[Layout dataset entries]
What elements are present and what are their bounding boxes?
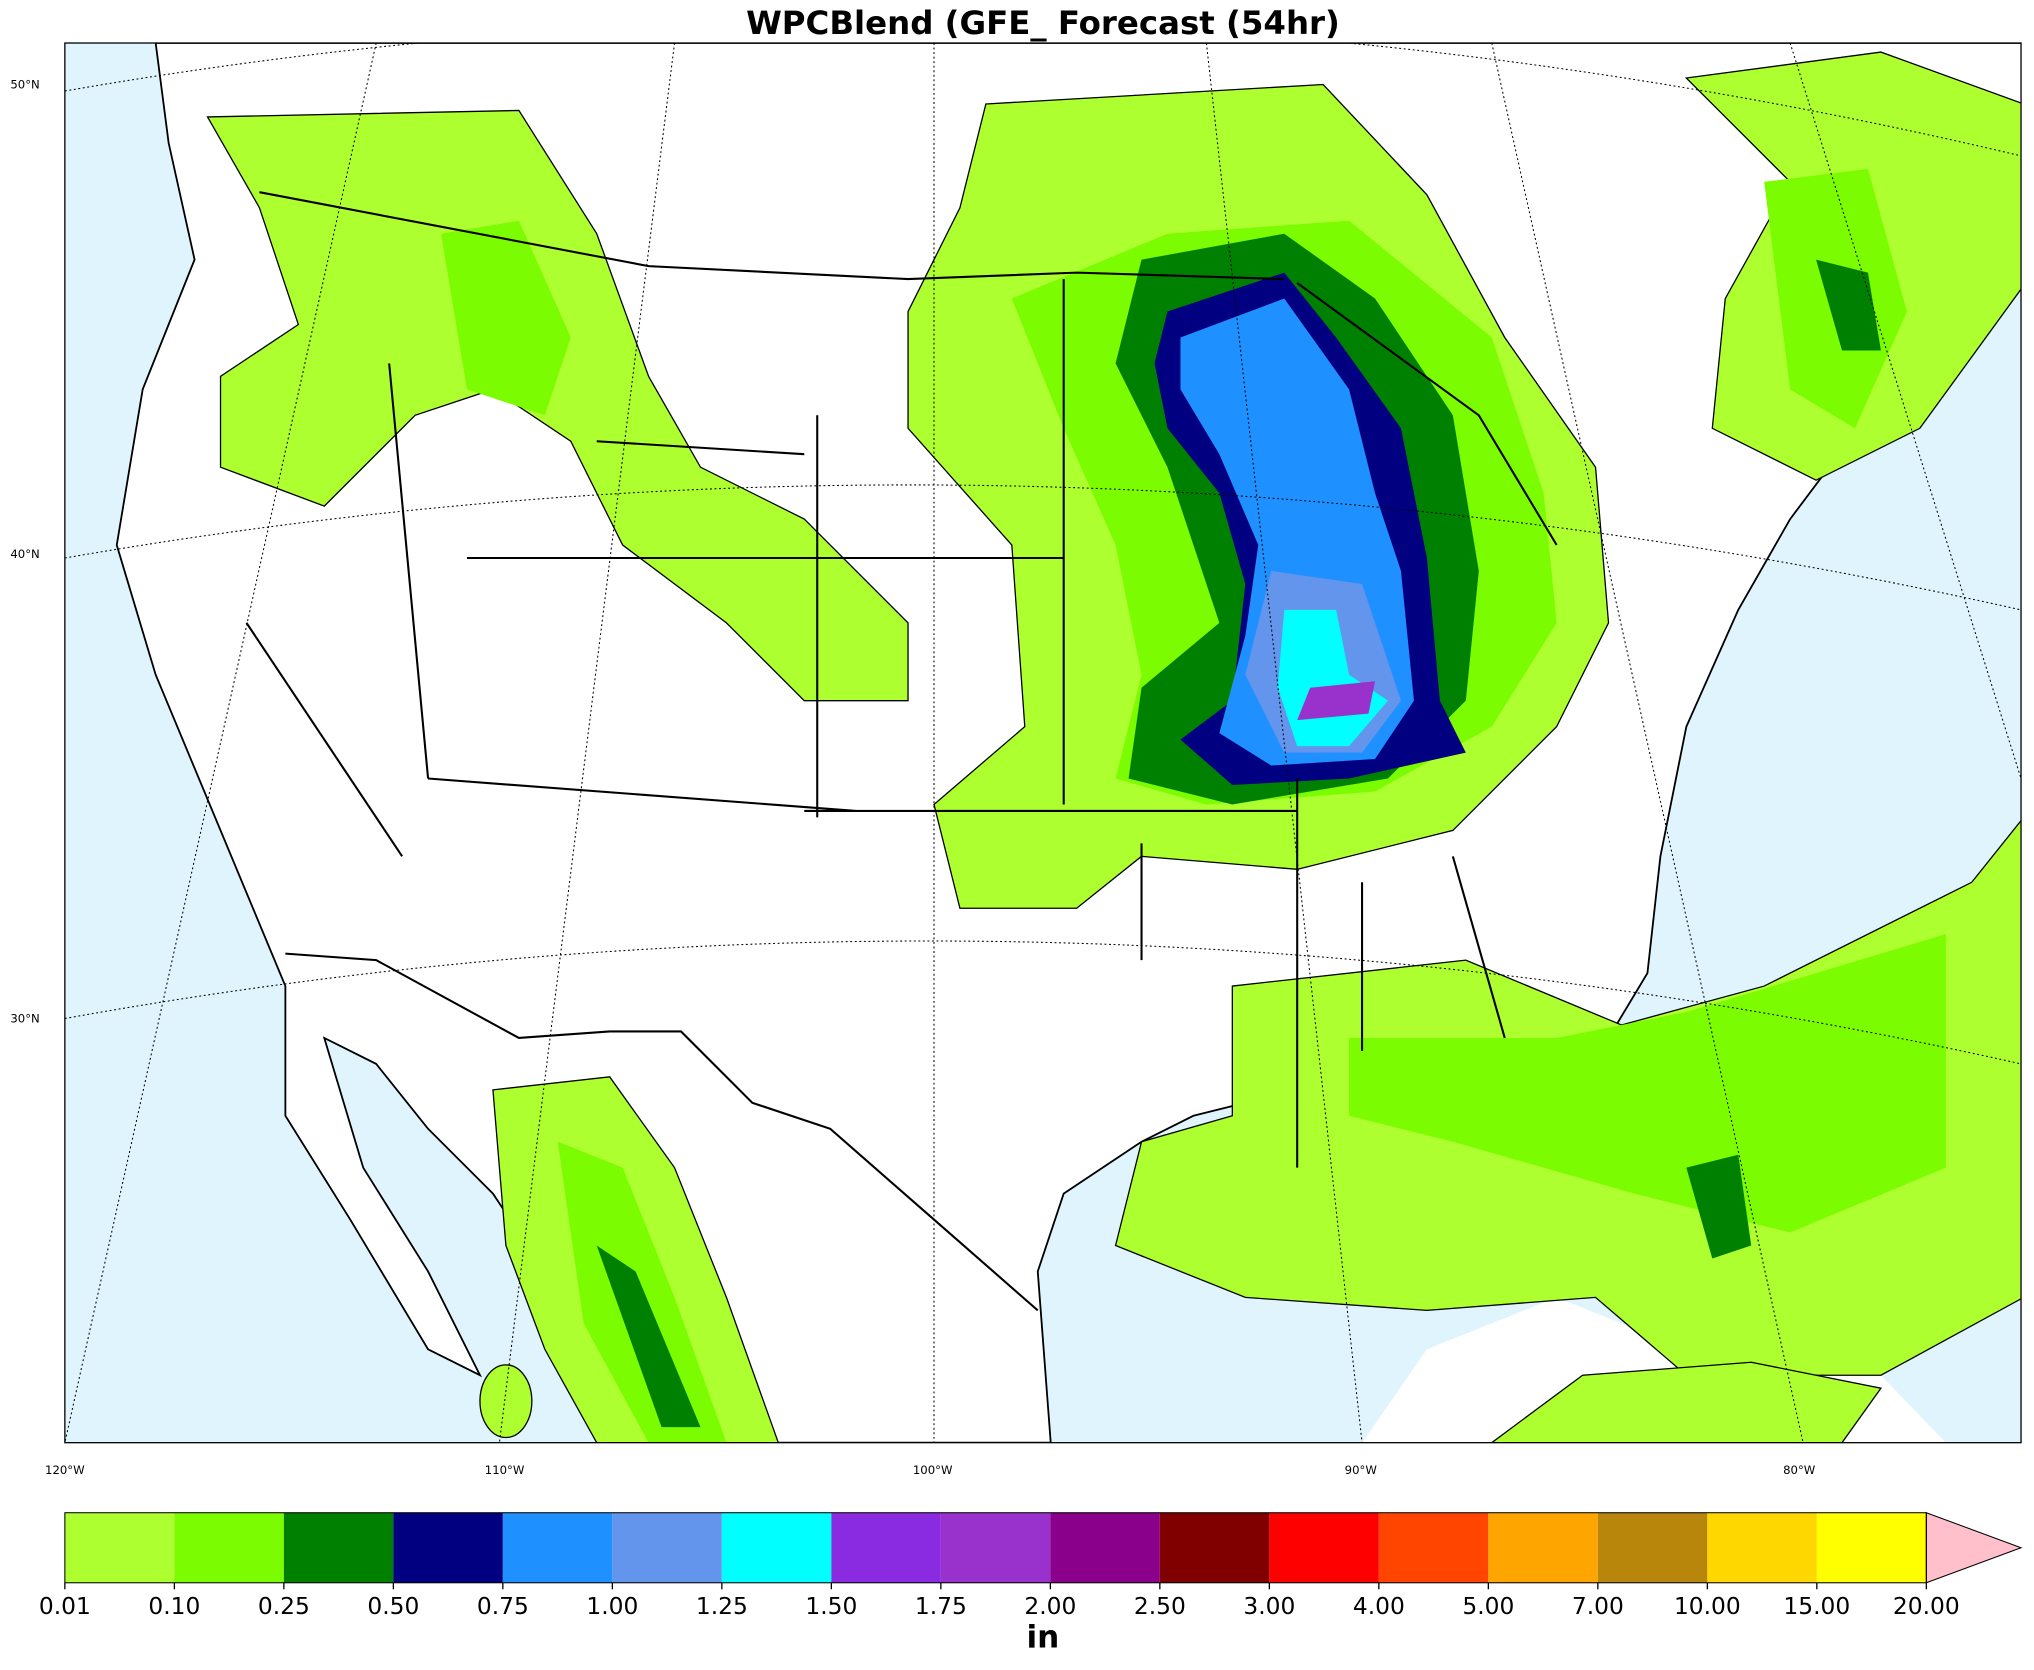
colorbar-extend — [1925, 1511, 2023, 1584]
precip-purple — [1297, 681, 1376, 721]
colorbar-tick-label: 3.00 — [1243, 1592, 1295, 1620]
colorbar-tick-label: 1.25 — [696, 1592, 748, 1620]
lat-label: 40°N — [10, 547, 39, 561]
lon-label: 120°W — [45, 1463, 85, 1477]
colorbar-bin — [393, 1512, 503, 1583]
colorbar: 0.01 0.10 0.25 0.50 0.75 1.00 1.25 1.50 1.75 2.00… — [39, 1511, 2023, 1620]
colorbar-tick-label: 0.75 — [477, 1592, 529, 1620]
colorbar-tick-label: 1.75 — [915, 1592, 967, 1620]
colorbar-bin — [721, 1512, 832, 1583]
colorbar-tick-label: 15.00 — [1783, 1592, 1850, 1620]
colorbar-tick-label: 2.00 — [1024, 1592, 1076, 1620]
title: WPCBlend (GFE_ Forecast (54hr) — [746, 4, 1340, 42]
colorbar-tick-label: 7.00 — [1572, 1592, 1624, 1620]
lat-label: 30°N — [10, 1011, 39, 1025]
lon-label: 110°W — [485, 1463, 525, 1477]
lon-label: 100°W — [913, 1463, 953, 1477]
colorbar-tick-label: 10.00 — [1674, 1592, 1741, 1620]
colorbar-tick-label: 4.00 — [1353, 1592, 1405, 1620]
map — [64, 43, 2022, 1443]
colorbar-bin — [1050, 1512, 1160, 1583]
colorbar-tick-label: 2.50 — [1134, 1592, 1186, 1620]
lon-label: 80°W — [1783, 1463, 1816, 1477]
colorbar-bin — [1597, 1512, 1708, 1583]
colorbar-tick-label: 5.00 — [1462, 1592, 1514, 1620]
colorbar-bin — [1816, 1512, 1927, 1583]
colorbar-bin — [283, 1512, 394, 1583]
colorbar-tick-label: 0.50 — [367, 1592, 419, 1620]
colorbar-label: in — [1027, 1620, 1060, 1656]
colorbar-bin — [940, 1512, 1051, 1583]
colorbar-bin — [502, 1512, 613, 1583]
colorbar-bin — [1707, 1512, 1817, 1583]
colorbar-bin — [64, 1512, 175, 1583]
colorbar-tick-label: 0.25 — [258, 1592, 310, 1620]
colorbar-bin — [831, 1512, 941, 1583]
colorbar-tick-label: 0.10 — [148, 1592, 200, 1620]
colorbar-bin — [1269, 1512, 1379, 1583]
state-borders — [245, 191, 1558, 1312]
lon-label: 90°W — [1345, 1463, 1378, 1477]
colorbar-bin — [1159, 1512, 1270, 1583]
colorbar-outline — [64, 1512, 1927, 1584]
colorbar-bin — [1378, 1512, 1489, 1583]
colorbar-tick-label: 20.00 — [1893, 1592, 1960, 1620]
map-frame — [64, 42, 2022, 1444]
colorbar-tick-label: 1.00 — [586, 1592, 638, 1620]
colorbar-bin — [612, 1512, 722, 1583]
colorbar-tick-label: 1.50 — [805, 1592, 857, 1620]
lat-label: 50°N — [10, 77, 39, 91]
colorbar-tick-label: 0.01 — [39, 1592, 91, 1620]
lat-labels: 50°N 40°N 30°N — [10, 77, 39, 1025]
lon-labels: 120°W 110°W 100°W 90°W 80°W — [45, 1463, 1816, 1477]
colorbar-bin — [174, 1512, 284, 1583]
colorbar-bin — [1488, 1512, 1598, 1583]
graticule — [64, 43, 2022, 1443]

TASK GOAL - Retype everything in the data above from the line containing "colorbar-extend — [1925, 1511, 2023, 1584]" down to the line containing "lat-label: 30°N — [10, 1011, 39, 1025]", including both of those lines.

EXERCISE RESULT -
colorbar-extend — [1925, 1511, 2023, 1584]
precip-purple — [1297, 681, 1376, 721]
colorbar-tick-label: 3.00 — [1243, 1592, 1295, 1620]
colorbar-tick-label: 1.25 — [696, 1592, 748, 1620]
lat-label: 40°N — [10, 547, 39, 561]
lon-label: 120°W — [45, 1463, 85, 1477]
colorbar-bin — [393, 1512, 503, 1583]
colorbar: 0.01 0.10 0.25 0.50 0.75 1.00 1.25 1.50 1.75 2.00… — [39, 1511, 2023, 1620]
colorbar-tick-label: 0.75 — [477, 1592, 529, 1620]
colorbar-tick-label: 1.75 — [915, 1592, 967, 1620]
colorbar-bin — [721, 1512, 832, 1583]
colorbar-tick-label: 15.00 — [1783, 1592, 1850, 1620]
colorbar-tick-label: 2.00 — [1024, 1592, 1076, 1620]
title: WPCBlend (GFE_ Forecast (54hr) — [746, 4, 1340, 42]
colorbar-tick-label: 7.00 — [1572, 1592, 1624, 1620]
lat-label: 30°N — [10, 1011, 39, 1025]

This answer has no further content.